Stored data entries
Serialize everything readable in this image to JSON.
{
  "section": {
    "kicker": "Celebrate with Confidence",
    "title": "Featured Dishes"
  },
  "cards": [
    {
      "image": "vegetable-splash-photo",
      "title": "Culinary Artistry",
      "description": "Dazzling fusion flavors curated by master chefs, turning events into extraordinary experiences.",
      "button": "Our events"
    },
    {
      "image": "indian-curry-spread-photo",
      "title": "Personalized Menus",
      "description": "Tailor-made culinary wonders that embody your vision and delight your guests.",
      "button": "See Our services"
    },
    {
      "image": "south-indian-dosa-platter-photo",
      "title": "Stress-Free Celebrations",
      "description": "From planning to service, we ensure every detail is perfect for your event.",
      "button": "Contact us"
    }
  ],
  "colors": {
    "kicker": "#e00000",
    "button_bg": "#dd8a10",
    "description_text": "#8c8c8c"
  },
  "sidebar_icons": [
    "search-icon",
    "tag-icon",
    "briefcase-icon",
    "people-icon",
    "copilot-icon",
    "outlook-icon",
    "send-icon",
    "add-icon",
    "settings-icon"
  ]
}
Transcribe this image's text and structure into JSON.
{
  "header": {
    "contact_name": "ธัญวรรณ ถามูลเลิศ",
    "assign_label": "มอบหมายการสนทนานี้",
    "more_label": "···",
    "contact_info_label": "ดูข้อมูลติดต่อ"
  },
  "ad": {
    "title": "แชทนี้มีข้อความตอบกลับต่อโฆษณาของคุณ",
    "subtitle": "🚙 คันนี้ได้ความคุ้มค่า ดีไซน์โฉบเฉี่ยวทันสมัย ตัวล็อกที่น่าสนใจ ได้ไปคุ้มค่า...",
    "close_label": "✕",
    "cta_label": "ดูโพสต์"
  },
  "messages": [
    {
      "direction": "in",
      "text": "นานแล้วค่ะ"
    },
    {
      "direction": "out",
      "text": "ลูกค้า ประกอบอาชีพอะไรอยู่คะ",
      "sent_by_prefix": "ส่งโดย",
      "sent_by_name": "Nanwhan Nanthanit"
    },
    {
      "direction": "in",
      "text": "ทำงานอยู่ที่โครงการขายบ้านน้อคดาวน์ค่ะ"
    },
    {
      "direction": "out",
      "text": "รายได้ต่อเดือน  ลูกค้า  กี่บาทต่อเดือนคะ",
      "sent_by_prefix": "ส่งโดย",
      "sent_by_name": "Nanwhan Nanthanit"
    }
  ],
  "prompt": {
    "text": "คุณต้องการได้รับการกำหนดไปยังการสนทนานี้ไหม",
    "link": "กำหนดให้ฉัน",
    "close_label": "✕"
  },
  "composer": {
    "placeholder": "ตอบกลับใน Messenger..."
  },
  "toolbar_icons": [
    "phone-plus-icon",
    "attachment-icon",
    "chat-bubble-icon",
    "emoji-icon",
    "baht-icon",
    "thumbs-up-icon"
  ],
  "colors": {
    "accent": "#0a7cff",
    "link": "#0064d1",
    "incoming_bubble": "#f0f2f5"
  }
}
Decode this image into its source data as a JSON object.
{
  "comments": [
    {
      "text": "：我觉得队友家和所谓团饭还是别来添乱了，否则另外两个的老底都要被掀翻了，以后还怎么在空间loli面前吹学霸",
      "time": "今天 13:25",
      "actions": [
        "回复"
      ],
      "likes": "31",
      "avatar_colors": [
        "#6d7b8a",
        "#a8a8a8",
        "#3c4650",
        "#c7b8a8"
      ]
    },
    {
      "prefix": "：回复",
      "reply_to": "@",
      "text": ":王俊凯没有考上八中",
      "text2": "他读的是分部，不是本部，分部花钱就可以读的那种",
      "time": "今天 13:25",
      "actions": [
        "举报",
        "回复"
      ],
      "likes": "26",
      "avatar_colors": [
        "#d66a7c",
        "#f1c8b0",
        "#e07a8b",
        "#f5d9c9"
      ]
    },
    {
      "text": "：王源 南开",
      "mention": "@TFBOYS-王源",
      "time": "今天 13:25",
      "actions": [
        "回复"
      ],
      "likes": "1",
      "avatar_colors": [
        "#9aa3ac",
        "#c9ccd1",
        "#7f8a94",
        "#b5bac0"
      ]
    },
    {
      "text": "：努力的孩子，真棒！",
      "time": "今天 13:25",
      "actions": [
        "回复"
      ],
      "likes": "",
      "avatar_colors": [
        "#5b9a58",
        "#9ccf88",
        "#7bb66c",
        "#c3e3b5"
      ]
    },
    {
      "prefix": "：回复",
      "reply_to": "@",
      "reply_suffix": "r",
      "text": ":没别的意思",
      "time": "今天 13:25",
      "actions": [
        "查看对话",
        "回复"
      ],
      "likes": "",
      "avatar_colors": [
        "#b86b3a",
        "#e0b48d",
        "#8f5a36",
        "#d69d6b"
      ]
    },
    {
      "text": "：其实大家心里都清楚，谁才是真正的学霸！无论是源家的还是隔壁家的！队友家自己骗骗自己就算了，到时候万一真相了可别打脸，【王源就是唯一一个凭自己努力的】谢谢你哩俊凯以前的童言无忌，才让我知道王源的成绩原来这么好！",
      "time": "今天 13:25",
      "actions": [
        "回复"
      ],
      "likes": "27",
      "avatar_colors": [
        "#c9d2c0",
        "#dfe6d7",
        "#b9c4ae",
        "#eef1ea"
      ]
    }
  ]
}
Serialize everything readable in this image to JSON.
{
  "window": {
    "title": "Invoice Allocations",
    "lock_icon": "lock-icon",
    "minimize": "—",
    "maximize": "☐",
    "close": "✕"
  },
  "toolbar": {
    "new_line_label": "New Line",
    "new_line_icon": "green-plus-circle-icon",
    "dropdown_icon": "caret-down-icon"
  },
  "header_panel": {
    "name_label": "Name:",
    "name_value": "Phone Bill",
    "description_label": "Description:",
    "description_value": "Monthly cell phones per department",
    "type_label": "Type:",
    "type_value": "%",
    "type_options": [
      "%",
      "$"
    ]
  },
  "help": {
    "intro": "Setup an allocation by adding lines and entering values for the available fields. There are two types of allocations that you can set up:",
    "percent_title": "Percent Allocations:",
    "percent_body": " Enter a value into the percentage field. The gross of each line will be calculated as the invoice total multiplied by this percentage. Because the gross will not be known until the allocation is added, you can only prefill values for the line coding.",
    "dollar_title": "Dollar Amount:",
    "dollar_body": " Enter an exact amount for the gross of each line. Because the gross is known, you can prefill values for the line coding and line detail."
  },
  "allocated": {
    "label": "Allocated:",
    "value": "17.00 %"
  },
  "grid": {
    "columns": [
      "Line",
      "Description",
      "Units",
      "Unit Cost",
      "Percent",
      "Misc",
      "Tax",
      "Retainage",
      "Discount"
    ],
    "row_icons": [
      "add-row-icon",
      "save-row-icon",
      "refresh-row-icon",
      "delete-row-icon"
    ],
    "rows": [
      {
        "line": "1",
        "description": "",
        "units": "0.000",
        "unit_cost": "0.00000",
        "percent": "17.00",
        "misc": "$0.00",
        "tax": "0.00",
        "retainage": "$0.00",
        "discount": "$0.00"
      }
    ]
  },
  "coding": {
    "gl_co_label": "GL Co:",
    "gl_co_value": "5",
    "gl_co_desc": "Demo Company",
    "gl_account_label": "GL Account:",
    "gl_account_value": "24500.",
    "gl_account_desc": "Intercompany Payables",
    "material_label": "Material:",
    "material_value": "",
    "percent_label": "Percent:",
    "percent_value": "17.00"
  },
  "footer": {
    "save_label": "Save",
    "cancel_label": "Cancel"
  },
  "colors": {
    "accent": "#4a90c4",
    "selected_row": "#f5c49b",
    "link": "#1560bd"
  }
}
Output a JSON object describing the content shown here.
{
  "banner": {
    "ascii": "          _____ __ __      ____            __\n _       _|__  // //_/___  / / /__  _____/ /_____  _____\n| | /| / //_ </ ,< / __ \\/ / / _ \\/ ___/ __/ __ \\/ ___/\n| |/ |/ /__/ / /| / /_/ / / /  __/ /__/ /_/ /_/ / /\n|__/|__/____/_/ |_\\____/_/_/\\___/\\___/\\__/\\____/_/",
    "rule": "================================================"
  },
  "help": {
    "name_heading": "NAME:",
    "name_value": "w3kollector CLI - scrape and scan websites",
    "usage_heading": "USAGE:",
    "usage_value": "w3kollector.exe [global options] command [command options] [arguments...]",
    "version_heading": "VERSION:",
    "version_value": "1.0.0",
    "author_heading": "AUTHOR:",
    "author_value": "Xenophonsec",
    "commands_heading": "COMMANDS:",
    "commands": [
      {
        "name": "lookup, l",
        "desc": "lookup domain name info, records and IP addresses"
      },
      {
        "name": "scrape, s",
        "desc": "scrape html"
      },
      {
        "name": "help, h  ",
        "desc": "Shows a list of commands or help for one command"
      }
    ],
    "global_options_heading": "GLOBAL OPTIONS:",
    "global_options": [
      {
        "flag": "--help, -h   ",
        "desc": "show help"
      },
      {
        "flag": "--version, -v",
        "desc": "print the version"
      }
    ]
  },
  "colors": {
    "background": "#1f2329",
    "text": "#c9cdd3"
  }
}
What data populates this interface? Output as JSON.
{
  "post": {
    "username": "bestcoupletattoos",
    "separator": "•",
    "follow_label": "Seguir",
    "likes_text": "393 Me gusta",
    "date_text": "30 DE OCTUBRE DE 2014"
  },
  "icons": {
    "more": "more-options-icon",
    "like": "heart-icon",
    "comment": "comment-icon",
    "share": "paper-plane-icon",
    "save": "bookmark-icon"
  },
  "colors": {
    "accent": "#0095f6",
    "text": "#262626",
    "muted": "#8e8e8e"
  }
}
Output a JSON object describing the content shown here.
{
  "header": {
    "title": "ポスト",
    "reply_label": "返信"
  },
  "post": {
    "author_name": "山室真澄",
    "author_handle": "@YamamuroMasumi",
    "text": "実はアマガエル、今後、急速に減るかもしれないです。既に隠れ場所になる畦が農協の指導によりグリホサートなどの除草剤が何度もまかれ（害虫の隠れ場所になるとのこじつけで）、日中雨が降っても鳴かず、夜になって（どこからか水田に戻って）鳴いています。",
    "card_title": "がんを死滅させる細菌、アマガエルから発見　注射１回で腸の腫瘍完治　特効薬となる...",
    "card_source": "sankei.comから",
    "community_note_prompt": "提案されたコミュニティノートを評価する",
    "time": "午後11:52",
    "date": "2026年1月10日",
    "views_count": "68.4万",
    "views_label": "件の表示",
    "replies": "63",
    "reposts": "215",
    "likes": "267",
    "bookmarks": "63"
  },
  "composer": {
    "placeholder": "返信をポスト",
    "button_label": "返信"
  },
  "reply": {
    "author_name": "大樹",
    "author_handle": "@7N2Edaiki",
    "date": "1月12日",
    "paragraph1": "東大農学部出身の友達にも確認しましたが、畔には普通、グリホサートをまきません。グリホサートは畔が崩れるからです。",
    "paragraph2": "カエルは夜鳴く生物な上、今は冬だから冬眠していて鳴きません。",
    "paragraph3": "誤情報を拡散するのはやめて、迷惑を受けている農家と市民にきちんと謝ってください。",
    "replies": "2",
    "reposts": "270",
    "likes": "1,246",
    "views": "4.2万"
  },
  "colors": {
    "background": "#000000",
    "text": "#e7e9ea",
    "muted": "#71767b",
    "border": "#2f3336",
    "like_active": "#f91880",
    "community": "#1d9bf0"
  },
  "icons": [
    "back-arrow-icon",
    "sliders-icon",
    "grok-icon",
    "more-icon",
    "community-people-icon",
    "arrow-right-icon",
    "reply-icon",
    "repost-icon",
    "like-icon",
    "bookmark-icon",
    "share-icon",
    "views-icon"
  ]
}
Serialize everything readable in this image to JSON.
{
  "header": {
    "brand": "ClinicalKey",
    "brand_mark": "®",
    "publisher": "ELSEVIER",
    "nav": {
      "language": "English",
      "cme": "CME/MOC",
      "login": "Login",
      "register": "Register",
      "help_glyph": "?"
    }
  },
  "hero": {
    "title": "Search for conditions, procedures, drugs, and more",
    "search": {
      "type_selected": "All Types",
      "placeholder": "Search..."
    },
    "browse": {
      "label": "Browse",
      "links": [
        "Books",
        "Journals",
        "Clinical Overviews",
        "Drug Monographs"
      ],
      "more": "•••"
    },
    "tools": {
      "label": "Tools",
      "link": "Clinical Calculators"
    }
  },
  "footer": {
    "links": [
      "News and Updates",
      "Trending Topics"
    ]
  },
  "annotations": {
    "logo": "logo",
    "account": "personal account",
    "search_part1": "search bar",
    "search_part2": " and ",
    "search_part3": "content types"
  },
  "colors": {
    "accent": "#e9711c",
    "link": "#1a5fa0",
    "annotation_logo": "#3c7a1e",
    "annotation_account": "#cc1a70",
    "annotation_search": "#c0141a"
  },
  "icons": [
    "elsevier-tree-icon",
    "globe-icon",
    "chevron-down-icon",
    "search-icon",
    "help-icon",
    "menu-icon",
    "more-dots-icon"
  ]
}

▶ [Task goal] Using the entries above, return each line in which the word "lookup" occurs.

▶ [Written answer]
        "name": "lookup, l",
        "desc": "lookup domain name info, records and IP addresses"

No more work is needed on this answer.